### Your task
The entire listing is to be repeated verbatim.

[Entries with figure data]
======

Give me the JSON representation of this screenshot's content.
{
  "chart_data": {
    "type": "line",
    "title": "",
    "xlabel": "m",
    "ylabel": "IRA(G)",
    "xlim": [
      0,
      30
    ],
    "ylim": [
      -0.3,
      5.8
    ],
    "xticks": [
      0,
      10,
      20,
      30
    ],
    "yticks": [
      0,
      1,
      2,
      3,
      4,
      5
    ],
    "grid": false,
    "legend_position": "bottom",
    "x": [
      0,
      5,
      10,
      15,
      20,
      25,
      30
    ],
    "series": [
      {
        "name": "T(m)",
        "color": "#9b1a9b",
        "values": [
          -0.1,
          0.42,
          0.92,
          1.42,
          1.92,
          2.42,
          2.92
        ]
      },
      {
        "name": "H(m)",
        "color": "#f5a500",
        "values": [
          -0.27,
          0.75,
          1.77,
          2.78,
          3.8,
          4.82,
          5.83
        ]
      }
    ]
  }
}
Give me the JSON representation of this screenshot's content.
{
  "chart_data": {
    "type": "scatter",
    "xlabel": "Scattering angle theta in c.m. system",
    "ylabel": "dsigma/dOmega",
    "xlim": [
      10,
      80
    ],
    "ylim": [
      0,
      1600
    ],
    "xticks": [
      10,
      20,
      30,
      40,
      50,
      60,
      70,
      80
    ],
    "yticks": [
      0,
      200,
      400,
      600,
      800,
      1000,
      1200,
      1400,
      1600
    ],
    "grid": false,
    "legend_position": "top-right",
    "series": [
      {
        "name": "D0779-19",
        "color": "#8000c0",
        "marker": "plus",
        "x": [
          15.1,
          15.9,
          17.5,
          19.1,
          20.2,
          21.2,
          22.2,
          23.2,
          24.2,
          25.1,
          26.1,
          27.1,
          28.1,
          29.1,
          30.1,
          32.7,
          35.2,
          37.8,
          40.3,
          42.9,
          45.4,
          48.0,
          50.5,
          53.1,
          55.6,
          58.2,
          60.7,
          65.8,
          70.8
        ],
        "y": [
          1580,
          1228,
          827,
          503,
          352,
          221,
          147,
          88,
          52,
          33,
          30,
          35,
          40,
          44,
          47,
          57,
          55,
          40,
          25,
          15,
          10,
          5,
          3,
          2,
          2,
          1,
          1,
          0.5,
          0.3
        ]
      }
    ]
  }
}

======

### Final answer
Give me the JSON representation of this screenshot's content.
{
  "chart_data": {
    "type": "line",
    "title": "",
    "xlabel": "m",
    "ylabel": "IRA(G)",
    "xlim": [
      0,
      30
    ],
    "ylim": [
      -0.3,
      5.8
    ],
    "xticks": [
      0,
      10,
      20,
      30
    ],
    "yticks": [
      0,
      1,
      2,
      3,
      4,
      5
    ],
    "grid": false,
    "legend_position": "bottom",
    "x": [
      0,
      5,
      10,
      15,
      20,
      25,
      30
    ],
    "series": [
      {
        "name": "T(m)",
        "color": "#9b1a9b",
        "values": [
          -0.1,
          0.42,
          0.92,
          1.42,
          1.92,
          2.42,
          2.92
        ]
      },
      {
        "name": "H(m)",
        "color": "#f5a500",
        "values": [
          -0.27,
          0.75,
          1.77,
          2.78,
          3.8,
          4.82,
          5.83
        ]
      }
    ]
  }
}
Give me the JSON representation of this screenshot's content.
{
  "chart_data": {
    "type": "scatter",
    "xlabel": "Scattering angle theta in c.m. system",
    "ylabel": "dsigma/dOmega",
    "xlim": [
      10,
      80
    ],
    "ylim": [
      0,
      1600
    ],
    "xticks": [
      10,
      20,
      30,
      40,
      50,
      60,
      70,
      80
    ],
    "yticks": [
      0,
      200,
      400,
      600,
      800,
      1000,
      1200,
      1400,
      1600
    ],
    "grid": false,
    "legend_position": "top-right",
    "series": [
      {
        "name": "D0779-19",
        "color": "#8000c0",
        "marker": "plus",
        "x": [
          15.1,
          15.9,
          17.5,
          19.1,
          20.2,
          21.2,
          22.2,
          23.2,
          24.2,
          25.1,
          26.1,
          27.1,
          28.1,
          29.1,
          30.1,
          32.7,
          35.2,
          37.8,
          40.3,
          42.9,
          45.4,
          48.0,
          50.5,
          53.1,
          55.6,
          58.2,
          60.7,
          65.8,
          70.8
        ],
        "y": [
          1580,
          1228,
          827,
          503,
          352,
          221,
          147,
          88,
          52,
          33,
          30,
          35,
          40,
          44,
          47,
          57,
          55,
          40,
          25,
          15,
          10,
          5,
          3,
          2,
          2,
          1,
          1,
          0.5,
          0.3
        ]
      }
    ]
  }
}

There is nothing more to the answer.